- _WRITTEN REQUEST_
Change every "sidebar-divider" in the items below to "menu-divider", and reproduce all the items with nothing else altered.

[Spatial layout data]
## begin

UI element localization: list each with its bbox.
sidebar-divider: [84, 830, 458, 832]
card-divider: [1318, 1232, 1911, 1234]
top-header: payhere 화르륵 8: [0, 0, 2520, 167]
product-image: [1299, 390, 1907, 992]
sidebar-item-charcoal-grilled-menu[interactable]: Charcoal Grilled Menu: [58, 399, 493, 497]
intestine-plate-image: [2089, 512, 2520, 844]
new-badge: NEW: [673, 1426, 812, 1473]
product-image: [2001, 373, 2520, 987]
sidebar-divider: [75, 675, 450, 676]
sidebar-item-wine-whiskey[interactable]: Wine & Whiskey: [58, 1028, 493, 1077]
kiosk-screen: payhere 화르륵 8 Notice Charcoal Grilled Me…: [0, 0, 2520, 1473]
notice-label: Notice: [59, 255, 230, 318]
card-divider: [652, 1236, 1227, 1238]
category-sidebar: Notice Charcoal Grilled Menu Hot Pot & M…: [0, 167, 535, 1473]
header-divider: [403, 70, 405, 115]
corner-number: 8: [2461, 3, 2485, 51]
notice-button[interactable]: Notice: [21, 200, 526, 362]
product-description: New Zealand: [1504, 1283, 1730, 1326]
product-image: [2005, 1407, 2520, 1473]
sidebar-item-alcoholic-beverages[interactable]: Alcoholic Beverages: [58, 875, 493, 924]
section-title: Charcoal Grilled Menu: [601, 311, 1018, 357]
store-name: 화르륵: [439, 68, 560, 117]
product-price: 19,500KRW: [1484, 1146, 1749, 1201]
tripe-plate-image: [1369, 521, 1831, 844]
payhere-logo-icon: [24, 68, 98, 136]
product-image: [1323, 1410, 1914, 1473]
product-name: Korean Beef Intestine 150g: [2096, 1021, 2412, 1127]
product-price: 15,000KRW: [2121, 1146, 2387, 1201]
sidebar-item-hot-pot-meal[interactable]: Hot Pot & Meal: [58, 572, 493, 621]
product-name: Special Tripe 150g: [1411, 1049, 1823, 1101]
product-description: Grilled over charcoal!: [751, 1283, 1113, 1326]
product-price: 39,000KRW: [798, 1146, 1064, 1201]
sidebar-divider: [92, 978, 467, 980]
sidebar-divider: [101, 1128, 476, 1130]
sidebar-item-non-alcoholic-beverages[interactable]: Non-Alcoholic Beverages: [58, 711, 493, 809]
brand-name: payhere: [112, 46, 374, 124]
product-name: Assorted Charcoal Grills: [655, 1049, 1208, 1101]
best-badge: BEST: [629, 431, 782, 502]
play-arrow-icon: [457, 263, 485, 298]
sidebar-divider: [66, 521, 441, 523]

## end

- _EXPECTED ANSWER_
UI element localization: list each with its bbox.
menu-divider: [84, 830, 458, 832]
card-divider: [1318, 1232, 1911, 1234]
top-header: payhere 화르륵 8: [0, 0, 2520, 167]
product-image: [1299, 390, 1907, 992]
sidebar-item-charcoal-grilled-menu[interactable]: Charcoal Grilled Menu: [58, 399, 493, 497]
intestine-plate-image: [2089, 512, 2520, 844]
new-badge: NEW: [673, 1426, 812, 1473]
product-image: [2001, 373, 2520, 987]
menu-divider: [75, 675, 450, 676]
sidebar-item-wine-whiskey[interactable]: Wine & Whiskey: [58, 1028, 493, 1077]
kiosk-screen: payhere 화르륵 8 Notice Charcoal Grilled Me…: [0, 0, 2520, 1473]
notice-label: Notice: [59, 255, 230, 318]
card-divider: [652, 1236, 1227, 1238]
category-sidebar: Notice Charcoal Grilled Menu Hot Pot & M…: [0, 167, 535, 1473]
header-divider: [403, 70, 405, 115]
corner-number: 8: [2461, 3, 2485, 51]
notice-button[interactable]: Notice: [21, 200, 526, 362]
product-description: New Zealand: [1504, 1283, 1730, 1326]
product-image: [2005, 1407, 2520, 1473]
sidebar-item-alcoholic-beverages[interactable]: Alcoholic Beverages: [58, 875, 493, 924]
section-title: Charcoal Grilled Menu: [601, 311, 1018, 357]
store-name: 화르륵: [439, 68, 560, 117]
product-price: 19,500KRW: [1484, 1146, 1749, 1201]
tripe-plate-image: [1369, 521, 1831, 844]
payhere-logo-icon: [24, 68, 98, 136]
product-image: [1323, 1410, 1914, 1473]
product-name: Korean Beef Intestine 150g: [2096, 1021, 2412, 1127]
product-price: 15,000KRW: [2121, 1146, 2387, 1201]
sidebar-item-hot-pot-meal[interactable]: Hot Pot & Meal: [58, 572, 493, 621]
product-name: Special Tripe 150g: [1411, 1049, 1823, 1101]
product-description: Grilled over charcoal!: [751, 1283, 1113, 1326]
product-price: 39,000KRW: [798, 1146, 1064, 1201]
menu-divider: [92, 978, 467, 980]
menu-divider: [101, 1128, 476, 1130]
sidebar-item-non-alcoholic-beverages[interactable]: Non-Alcoholic Beverages: [58, 711, 493, 809]
brand-name: payhere: [112, 46, 374, 124]
product-name: Assorted Charcoal Grills: [655, 1049, 1208, 1101]
best-badge: BEST: [629, 431, 782, 502]
play-arrow-icon: [457, 263, 485, 298]
menu-divider: [66, 521, 441, 523]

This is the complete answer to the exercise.